Start DATA PROVIDED
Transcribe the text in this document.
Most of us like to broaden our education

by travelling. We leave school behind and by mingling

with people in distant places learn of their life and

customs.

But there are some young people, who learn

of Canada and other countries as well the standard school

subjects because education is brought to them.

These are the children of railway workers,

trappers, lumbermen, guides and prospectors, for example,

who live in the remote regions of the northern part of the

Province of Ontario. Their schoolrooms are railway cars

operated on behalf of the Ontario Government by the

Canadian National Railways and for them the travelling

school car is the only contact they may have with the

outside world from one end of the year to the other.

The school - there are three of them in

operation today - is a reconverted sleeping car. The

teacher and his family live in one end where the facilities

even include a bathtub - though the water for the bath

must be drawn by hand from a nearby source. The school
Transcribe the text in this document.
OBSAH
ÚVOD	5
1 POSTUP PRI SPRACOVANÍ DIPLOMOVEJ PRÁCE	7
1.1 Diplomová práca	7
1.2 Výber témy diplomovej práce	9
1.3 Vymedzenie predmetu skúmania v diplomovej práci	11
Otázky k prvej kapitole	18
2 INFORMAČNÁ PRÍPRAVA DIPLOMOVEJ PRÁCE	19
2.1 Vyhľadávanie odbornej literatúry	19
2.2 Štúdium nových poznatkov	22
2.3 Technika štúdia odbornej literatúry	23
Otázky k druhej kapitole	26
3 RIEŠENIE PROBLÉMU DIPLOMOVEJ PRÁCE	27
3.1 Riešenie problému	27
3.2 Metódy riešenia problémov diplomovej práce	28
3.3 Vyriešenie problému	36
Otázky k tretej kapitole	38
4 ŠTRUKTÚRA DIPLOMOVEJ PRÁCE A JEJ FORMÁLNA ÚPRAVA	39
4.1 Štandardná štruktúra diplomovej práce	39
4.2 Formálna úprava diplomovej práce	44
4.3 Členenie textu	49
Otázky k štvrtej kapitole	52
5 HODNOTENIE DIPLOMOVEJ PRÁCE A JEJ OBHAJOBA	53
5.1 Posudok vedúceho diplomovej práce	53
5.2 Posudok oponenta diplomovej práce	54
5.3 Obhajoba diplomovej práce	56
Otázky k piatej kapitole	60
End DATA PROVIDED
Find each line in the records holding the string "live" and show it.

• [ANSWER FOR THIS EXERCISE]
who live in the remote regions of the northern part of the
teacher and his family live in one end where the facilities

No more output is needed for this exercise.